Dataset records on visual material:
>> Start

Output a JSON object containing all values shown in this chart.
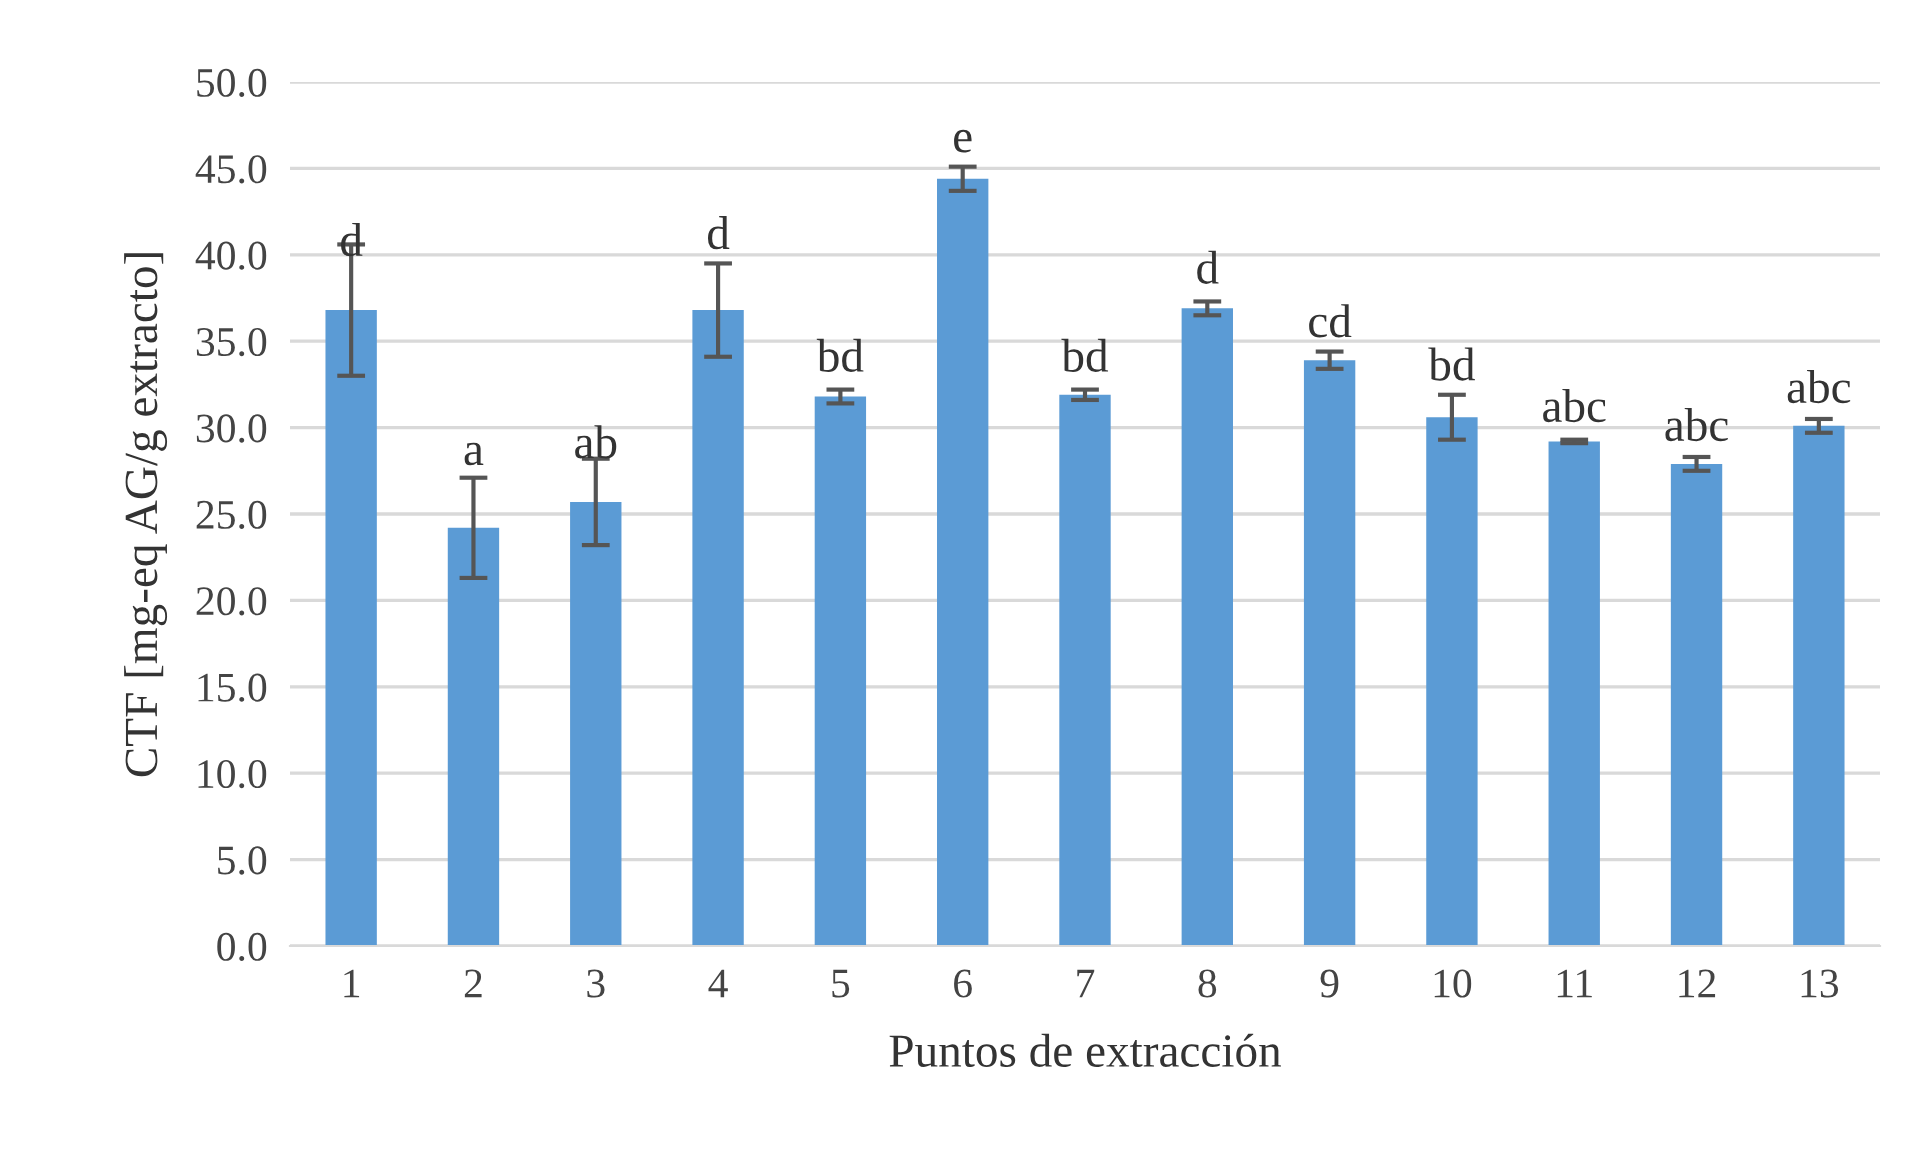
{
  "chart_data": {
    "type": "bar",
    "xlabel": "Puntos de extracción",
    "ylabel": "CTF [mg-eq AG/g extracto]",
    "categories": [
      "1",
      "2",
      "3",
      "4",
      "5",
      "6",
      "7",
      "8",
      "9",
      "10",
      "11",
      "12",
      "13"
    ],
    "values": [
      36.8,
      24.2,
      25.7,
      36.8,
      31.8,
      44.4,
      31.9,
      36.9,
      33.9,
      30.6,
      29.2,
      27.9,
      30.1
    ],
    "errors": [
      3.8,
      2.9,
      2.5,
      2.7,
      0.4,
      0.7,
      0.3,
      0.4,
      0.5,
      1.3,
      0.1,
      0.4,
      0.4
    ],
    "color": "#5b9bd5",
    "ylim": [
      0,
      50
    ],
    "yticks": [
      {
        "value": 0,
        "label": "0.0"
      },
      {
        "value": 5,
        "label": "5.0"
      },
      {
        "value": 10,
        "label": "10.0"
      },
      {
        "value": 15,
        "label": "15.0"
      },
      {
        "value": 20,
        "label": "20.0"
      },
      {
        "value": 25,
        "label": "25.0"
      },
      {
        "value": 30,
        "label": "30.0"
      },
      {
        "value": 35,
        "label": "35.0"
      },
      {
        "value": 40,
        "label": "40.0"
      },
      {
        "value": 45,
        "label": "45.0"
      },
      {
        "value": 50,
        "label": "50.0"
      }
    ],
    "grid": "y",
    "annotations": [
      {
        "text": "d",
        "x": "1",
        "y": 39.2
      },
      {
        "text": "a",
        "x": "2",
        "y": 27.1
      },
      {
        "text": "ab",
        "x": "3",
        "y": 27.5
      },
      {
        "text": "d",
        "x": "4",
        "y": 39.6
      },
      {
        "text": "bd",
        "x": "5",
        "y": 32.5
      },
      {
        "text": "e",
        "x": "6",
        "y": 45.2
      },
      {
        "text": "bd",
        "x": "7",
        "y": 32.5
      },
      {
        "text": "d",
        "x": "8",
        "y": 37.6
      },
      {
        "text": "cd",
        "x": "9",
        "y": 34.5
      },
      {
        "text": "bd",
        "x": "10",
        "y": 32.0
      },
      {
        "text": "abc",
        "x": "11",
        "y": 29.6
      },
      {
        "text": "abc",
        "x": "12",
        "y": 28.5
      },
      {
        "text": "abc",
        "x": "13",
        "y": 30.7
      }
    ]
  }
}
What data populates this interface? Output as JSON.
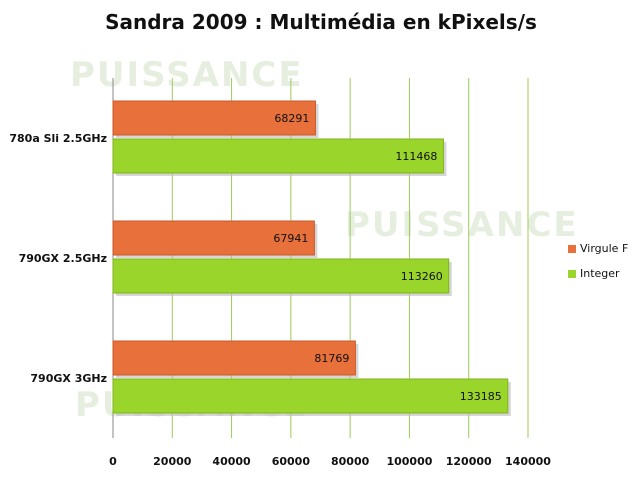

>> End

▶ [WHAT IS BEING ASKED] How many of these lines contain "this"? Write only the number.

▶ [EXERCISE ANSWER] 2